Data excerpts
+--
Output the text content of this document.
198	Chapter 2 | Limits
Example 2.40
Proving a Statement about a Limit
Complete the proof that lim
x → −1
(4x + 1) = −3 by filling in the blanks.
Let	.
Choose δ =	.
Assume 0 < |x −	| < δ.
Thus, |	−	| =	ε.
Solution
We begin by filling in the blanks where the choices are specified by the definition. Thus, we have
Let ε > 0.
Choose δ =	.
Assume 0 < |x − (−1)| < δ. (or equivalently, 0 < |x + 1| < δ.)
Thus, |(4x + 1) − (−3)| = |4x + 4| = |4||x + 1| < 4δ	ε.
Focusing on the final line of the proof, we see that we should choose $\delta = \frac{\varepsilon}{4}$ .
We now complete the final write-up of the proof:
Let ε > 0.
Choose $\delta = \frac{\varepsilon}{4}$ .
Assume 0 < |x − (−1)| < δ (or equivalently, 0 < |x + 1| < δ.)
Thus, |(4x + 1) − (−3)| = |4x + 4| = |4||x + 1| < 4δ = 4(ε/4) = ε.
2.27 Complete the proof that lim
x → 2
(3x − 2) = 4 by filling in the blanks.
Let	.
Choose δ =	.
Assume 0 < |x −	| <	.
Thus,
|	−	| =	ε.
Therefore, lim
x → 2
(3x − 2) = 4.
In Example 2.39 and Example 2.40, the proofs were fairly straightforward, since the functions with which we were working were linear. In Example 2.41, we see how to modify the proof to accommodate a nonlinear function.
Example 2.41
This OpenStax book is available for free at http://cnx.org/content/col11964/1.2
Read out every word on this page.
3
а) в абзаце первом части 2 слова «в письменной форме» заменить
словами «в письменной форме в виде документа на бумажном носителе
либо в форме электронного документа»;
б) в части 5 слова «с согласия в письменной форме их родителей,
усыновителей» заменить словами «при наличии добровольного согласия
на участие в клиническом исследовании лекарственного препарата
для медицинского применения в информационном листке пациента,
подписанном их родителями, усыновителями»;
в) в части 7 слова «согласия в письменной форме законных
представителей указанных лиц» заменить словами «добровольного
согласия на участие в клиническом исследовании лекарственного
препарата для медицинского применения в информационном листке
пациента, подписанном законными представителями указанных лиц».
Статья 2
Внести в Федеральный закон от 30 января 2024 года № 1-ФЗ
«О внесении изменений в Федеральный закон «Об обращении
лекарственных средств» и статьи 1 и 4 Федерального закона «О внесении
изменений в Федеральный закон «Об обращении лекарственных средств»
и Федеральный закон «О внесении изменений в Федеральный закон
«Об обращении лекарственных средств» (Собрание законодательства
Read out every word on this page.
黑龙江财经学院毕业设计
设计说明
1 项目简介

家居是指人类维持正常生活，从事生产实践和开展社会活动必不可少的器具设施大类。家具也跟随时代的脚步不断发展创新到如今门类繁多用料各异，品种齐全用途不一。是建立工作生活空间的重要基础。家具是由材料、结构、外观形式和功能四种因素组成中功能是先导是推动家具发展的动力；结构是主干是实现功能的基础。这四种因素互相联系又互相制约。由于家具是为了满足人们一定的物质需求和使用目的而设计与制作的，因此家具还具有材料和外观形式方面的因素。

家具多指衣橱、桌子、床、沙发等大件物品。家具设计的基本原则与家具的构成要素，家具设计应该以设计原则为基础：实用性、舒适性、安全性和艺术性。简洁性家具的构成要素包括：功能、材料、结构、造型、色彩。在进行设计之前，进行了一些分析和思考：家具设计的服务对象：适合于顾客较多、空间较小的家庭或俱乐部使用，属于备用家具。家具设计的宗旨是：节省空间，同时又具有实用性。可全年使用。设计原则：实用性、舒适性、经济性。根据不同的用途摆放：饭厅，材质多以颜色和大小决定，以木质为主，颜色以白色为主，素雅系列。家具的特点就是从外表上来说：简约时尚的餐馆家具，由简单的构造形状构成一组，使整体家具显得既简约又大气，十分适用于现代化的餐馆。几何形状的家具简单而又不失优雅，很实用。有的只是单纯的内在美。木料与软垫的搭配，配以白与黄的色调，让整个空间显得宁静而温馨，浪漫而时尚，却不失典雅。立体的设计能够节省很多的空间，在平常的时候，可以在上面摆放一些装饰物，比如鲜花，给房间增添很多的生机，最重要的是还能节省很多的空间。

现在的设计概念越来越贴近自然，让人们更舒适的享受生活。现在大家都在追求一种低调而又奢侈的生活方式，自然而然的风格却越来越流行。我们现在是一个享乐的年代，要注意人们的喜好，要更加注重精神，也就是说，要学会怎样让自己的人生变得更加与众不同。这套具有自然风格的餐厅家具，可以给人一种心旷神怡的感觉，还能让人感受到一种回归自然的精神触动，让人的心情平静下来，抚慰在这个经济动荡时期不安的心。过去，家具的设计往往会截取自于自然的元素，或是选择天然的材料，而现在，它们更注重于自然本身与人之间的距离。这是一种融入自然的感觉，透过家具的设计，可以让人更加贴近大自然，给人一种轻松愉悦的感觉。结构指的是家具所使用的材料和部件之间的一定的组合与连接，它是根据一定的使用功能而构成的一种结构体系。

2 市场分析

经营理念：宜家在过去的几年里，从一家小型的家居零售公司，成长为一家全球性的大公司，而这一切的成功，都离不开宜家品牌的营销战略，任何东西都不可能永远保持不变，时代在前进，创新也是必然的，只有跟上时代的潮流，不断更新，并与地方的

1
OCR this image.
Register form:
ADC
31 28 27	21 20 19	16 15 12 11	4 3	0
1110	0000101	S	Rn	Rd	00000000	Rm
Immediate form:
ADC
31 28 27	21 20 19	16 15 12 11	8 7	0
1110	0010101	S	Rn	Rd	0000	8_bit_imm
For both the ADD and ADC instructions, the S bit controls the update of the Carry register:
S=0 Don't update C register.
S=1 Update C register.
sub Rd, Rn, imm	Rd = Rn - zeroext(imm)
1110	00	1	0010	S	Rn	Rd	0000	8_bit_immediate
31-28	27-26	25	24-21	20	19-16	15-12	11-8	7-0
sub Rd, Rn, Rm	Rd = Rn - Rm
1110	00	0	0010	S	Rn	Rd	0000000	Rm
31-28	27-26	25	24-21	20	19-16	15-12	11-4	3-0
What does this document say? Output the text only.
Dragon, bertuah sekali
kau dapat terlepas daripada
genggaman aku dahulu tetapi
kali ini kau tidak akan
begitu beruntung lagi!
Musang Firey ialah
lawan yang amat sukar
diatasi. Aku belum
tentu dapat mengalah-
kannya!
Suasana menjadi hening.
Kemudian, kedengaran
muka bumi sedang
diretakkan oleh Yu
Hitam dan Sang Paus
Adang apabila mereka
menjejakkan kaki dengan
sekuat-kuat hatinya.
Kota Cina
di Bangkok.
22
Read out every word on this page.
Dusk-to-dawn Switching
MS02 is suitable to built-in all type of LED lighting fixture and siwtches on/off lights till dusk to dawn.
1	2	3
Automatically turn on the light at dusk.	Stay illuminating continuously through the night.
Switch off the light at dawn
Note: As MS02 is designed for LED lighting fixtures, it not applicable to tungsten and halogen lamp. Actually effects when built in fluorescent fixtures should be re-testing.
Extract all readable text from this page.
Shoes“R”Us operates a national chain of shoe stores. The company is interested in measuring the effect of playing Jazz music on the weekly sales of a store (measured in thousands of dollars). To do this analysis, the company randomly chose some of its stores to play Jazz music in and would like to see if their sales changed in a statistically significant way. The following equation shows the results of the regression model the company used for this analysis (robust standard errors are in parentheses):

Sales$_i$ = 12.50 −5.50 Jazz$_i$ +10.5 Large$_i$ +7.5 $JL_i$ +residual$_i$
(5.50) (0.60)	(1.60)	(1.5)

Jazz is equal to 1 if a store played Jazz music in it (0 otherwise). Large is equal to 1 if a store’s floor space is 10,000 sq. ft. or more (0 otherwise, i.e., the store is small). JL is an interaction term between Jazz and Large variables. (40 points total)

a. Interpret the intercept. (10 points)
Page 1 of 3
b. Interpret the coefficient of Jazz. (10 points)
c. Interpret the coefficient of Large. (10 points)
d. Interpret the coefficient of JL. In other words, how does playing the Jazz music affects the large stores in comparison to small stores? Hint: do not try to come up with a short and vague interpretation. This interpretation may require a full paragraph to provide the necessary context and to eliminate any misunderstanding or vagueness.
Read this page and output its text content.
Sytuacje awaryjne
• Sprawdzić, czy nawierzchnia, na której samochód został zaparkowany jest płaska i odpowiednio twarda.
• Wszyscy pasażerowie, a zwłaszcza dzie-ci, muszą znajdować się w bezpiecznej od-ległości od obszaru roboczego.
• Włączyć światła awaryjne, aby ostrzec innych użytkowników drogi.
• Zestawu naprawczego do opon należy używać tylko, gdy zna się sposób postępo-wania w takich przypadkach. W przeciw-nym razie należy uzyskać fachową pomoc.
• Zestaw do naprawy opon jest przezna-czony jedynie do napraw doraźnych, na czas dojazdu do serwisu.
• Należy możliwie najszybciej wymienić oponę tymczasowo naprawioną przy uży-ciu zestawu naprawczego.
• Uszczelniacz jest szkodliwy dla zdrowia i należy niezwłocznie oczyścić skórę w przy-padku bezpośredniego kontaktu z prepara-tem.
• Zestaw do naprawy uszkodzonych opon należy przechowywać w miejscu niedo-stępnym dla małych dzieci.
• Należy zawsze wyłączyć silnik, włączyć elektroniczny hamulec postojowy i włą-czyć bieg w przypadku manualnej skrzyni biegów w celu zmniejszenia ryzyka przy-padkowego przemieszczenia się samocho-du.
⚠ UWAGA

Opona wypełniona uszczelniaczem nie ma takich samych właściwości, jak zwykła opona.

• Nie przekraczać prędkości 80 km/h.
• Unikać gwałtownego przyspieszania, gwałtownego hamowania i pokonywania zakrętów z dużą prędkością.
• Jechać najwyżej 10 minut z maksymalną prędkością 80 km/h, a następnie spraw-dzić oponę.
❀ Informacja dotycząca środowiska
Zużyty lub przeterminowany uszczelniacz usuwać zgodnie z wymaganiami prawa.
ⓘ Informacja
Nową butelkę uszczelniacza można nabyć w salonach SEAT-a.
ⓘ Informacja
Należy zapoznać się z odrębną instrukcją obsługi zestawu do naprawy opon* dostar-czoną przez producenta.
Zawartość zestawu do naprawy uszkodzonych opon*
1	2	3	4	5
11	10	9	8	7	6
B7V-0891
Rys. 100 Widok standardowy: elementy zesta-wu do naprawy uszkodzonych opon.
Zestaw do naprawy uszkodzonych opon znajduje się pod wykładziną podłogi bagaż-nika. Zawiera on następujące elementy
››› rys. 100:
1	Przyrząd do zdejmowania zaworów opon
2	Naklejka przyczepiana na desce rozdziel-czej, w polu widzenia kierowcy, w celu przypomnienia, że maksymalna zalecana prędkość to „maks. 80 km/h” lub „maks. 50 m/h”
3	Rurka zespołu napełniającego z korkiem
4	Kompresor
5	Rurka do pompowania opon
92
+--
• _WHAT IS NEEDED_
State how many lines include the string "document", and nothing more.

• _RESPONSE_
2